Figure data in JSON
□ □ □ □ □ □ □
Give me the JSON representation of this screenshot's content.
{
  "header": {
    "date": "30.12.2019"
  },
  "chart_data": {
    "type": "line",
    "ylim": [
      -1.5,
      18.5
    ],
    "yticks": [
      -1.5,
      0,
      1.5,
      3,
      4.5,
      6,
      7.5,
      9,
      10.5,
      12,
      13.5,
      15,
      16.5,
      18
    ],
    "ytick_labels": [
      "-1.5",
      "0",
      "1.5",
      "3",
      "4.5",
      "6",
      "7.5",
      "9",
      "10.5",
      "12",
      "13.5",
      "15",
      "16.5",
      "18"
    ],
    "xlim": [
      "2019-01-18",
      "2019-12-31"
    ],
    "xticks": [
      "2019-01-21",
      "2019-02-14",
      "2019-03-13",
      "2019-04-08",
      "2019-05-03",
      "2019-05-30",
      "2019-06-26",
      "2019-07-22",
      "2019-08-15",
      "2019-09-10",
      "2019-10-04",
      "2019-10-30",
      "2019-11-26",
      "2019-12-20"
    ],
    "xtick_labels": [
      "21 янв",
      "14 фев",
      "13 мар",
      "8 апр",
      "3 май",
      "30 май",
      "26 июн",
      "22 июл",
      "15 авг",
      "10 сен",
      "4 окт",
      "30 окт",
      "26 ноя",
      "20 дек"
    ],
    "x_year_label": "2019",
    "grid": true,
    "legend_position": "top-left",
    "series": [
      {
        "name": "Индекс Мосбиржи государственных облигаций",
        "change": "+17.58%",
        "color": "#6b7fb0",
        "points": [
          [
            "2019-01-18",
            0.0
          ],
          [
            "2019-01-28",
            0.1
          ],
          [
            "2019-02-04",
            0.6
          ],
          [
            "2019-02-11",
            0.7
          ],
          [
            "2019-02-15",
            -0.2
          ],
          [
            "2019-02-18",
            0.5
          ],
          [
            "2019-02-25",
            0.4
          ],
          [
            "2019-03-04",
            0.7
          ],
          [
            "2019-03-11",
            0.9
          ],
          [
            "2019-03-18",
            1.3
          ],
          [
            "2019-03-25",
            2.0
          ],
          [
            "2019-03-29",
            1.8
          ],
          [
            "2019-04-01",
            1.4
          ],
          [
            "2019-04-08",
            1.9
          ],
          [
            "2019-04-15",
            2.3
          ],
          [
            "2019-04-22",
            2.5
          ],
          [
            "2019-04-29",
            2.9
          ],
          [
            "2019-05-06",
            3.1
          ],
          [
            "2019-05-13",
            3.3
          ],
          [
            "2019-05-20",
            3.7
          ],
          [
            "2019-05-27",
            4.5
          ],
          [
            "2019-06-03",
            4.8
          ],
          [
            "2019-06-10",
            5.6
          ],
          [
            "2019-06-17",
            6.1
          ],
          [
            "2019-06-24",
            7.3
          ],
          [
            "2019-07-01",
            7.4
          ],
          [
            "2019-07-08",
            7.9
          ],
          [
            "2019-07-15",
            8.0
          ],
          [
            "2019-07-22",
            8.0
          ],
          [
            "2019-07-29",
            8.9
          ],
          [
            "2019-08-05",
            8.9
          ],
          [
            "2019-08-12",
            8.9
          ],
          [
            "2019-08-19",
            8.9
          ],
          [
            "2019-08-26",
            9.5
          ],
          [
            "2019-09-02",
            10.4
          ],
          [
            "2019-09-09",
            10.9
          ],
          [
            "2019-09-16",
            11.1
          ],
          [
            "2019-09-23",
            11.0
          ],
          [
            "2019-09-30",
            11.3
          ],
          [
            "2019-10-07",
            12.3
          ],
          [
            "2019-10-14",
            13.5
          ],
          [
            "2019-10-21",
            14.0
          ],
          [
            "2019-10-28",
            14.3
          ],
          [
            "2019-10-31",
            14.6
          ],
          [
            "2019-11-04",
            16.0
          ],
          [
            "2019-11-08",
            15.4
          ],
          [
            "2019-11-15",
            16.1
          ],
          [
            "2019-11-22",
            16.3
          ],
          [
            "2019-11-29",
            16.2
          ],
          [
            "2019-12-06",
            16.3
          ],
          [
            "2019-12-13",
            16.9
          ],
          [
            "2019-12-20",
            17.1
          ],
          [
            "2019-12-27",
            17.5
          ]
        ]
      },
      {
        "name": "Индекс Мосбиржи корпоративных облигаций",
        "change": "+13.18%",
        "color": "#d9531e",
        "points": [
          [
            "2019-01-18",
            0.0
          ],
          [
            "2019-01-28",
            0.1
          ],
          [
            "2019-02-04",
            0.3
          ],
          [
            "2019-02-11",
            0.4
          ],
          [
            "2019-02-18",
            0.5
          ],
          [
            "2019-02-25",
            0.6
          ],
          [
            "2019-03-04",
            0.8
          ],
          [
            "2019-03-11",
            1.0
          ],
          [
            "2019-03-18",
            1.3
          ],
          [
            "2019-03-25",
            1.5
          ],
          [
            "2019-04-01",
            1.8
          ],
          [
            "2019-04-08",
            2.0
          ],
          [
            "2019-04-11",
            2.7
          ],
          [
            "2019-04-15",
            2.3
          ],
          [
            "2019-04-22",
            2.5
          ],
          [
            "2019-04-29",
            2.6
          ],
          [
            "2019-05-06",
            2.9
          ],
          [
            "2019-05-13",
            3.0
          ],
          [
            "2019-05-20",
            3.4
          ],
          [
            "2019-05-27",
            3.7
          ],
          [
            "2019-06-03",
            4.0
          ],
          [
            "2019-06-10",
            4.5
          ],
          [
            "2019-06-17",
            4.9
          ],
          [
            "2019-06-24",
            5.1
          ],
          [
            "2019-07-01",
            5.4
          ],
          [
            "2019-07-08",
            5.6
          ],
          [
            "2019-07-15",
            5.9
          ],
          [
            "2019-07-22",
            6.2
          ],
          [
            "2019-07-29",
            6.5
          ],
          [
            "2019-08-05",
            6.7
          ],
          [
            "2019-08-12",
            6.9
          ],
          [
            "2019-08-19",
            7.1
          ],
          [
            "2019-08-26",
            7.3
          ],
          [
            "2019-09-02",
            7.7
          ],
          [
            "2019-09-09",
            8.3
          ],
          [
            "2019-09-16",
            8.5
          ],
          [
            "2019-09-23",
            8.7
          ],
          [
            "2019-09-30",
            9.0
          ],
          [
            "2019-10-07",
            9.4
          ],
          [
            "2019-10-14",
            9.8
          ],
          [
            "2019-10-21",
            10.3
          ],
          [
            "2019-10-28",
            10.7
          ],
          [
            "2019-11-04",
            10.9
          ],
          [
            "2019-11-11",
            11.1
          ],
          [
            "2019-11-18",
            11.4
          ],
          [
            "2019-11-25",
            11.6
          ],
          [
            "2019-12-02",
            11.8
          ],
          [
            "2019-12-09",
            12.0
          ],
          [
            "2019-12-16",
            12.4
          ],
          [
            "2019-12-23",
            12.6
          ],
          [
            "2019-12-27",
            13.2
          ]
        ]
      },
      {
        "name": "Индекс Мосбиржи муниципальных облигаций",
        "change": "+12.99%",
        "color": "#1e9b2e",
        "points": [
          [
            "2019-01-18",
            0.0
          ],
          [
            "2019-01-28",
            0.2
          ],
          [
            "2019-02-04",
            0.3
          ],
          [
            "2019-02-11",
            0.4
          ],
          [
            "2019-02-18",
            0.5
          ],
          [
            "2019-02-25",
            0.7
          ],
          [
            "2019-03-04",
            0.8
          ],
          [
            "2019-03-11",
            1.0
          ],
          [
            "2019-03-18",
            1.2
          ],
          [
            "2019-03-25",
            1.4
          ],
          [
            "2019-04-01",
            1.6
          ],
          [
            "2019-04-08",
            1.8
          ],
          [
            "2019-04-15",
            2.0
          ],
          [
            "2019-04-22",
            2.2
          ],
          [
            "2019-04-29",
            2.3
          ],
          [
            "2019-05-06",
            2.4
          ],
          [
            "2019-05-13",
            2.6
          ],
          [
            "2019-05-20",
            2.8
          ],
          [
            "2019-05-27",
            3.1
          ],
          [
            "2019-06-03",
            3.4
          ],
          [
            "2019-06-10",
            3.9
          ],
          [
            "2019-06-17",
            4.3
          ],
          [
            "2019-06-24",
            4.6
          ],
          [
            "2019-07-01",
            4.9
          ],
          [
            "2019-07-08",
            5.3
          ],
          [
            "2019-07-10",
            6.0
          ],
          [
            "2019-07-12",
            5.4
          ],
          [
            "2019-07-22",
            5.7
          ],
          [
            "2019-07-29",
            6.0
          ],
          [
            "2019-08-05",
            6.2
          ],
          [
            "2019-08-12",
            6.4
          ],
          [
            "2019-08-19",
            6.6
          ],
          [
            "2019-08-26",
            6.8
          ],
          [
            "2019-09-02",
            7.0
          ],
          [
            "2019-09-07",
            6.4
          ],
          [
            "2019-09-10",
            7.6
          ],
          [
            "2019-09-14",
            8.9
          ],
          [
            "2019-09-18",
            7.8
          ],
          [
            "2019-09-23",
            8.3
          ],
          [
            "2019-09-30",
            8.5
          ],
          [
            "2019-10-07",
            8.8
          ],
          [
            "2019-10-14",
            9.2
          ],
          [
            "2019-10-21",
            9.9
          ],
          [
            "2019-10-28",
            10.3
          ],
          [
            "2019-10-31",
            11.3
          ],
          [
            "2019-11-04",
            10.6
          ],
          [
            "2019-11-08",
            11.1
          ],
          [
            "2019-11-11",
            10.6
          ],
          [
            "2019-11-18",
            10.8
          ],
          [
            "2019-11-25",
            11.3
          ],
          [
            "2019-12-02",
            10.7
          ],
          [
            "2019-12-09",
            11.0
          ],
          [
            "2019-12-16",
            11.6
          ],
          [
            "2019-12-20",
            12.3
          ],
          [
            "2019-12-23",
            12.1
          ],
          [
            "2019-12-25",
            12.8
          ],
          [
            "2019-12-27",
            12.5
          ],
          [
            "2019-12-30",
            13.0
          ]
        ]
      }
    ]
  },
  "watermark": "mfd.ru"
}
□ □ □ □ □ □ □
#### AIM
The word "color" appears in how many lines of the records? Give the number only.

#### COMPLETED EXERCISE
3